### [Written request]
List all the lines in these records that hold "gridline".

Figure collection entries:
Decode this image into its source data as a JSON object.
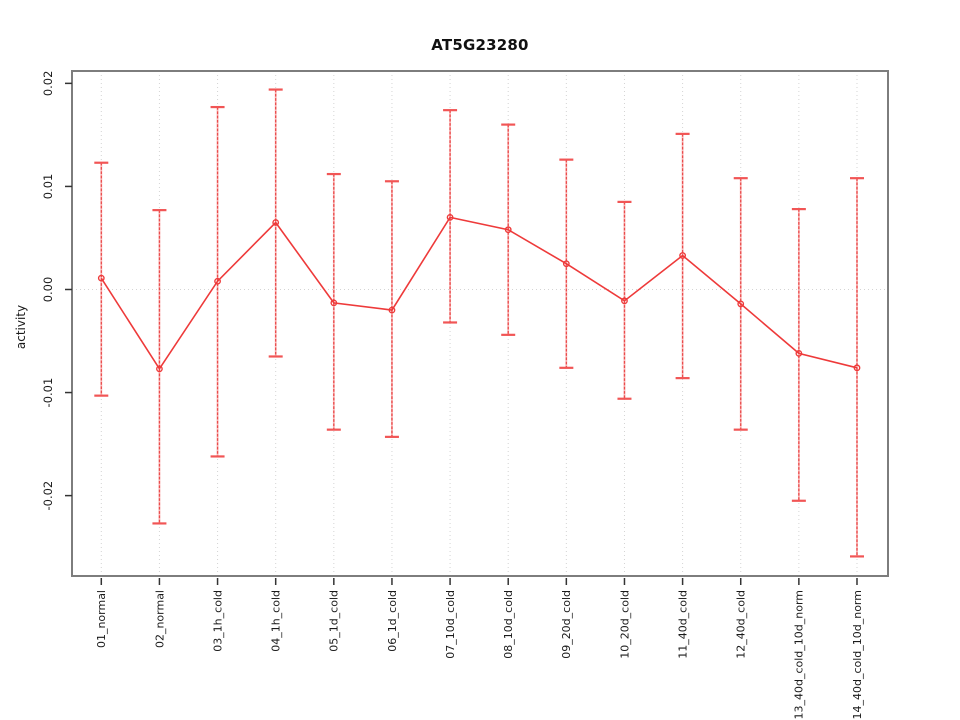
{
  "chart_data": {
    "type": "line",
    "title": "AT5G23280",
    "xlabel": "",
    "ylabel": "activity",
    "legend": "none",
    "grid": "dotted vertical gridline at every category; dotted horizontal gridline at y=0",
    "marker": "open-circle",
    "error_bars": "dashed vertical whiskers with horizontal caps",
    "categories": [
      "01_normal",
      "02_normal",
      "03_1h_cold",
      "04_1h_cold",
      "05_1d_cold",
      "06_1d_cold",
      "07_10d_cold",
      "08_10d_cold",
      "09_20d_cold",
      "10_20d_cold",
      "11_40d_cold",
      "12_40d_cold",
      "13_40d_cold_10d_norm",
      "14_40d_cold_10d_norm"
    ],
    "values": [
      0.0011,
      -0.0077,
      0.0008,
      0.0065,
      -0.0013,
      -0.002,
      0.007,
      0.0058,
      0.0025,
      -0.0011,
      0.0033,
      -0.0014,
      -0.0062,
      -0.0076
    ],
    "error_high": [
      0.0123,
      0.0077,
      0.0177,
      0.0194,
      0.0112,
      0.0105,
      0.0174,
      0.016,
      0.0126,
      0.0085,
      0.0151,
      0.0108,
      0.0078,
      0.0108
    ],
    "error_low": [
      -0.0103,
      -0.0227,
      -0.0162,
      -0.0065,
      -0.0136,
      -0.0143,
      -0.0032,
      -0.0044,
      -0.0076,
      -0.0106,
      -0.0086,
      -0.0136,
      -0.0205,
      -0.0259
    ],
    "yticks": [
      -0.02,
      -0.01,
      0,
      0.01,
      0.02
    ],
    "ytick_labels": [
      "-0.02",
      "-0.01",
      "0.00",
      "0.01",
      "0.02"
    ],
    "ylim": [
      -0.0278,
      0.0212
    ],
    "colors": {
      "series_line": "#ee3a3a",
      "marker_stroke": "#ee3a3a",
      "errorbar_base": "#f9b6b6",
      "errorbar_dash": "#ea4b4b",
      "errorbar_cap": "#f15555",
      "gridline": "#d4d4d4",
      "plot_border": "#7d7d7d",
      "tick_mark": "#333333",
      "text": "#1a1a1a"
    }
  }
}
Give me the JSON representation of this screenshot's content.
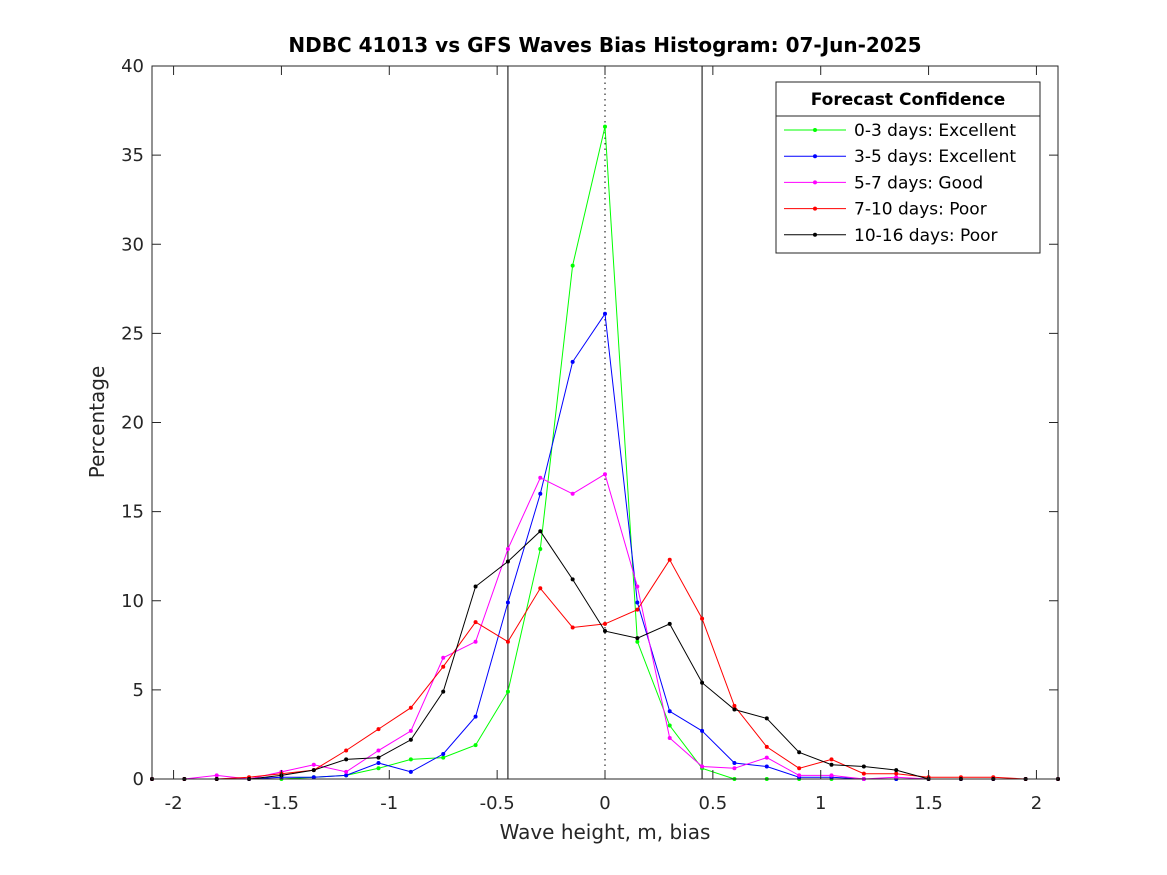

### [The completed task]
    "grid": "dotted vertical gridline at every category; dotted horizontal gridline at y=0",
      "gridline": "#d4d4d4",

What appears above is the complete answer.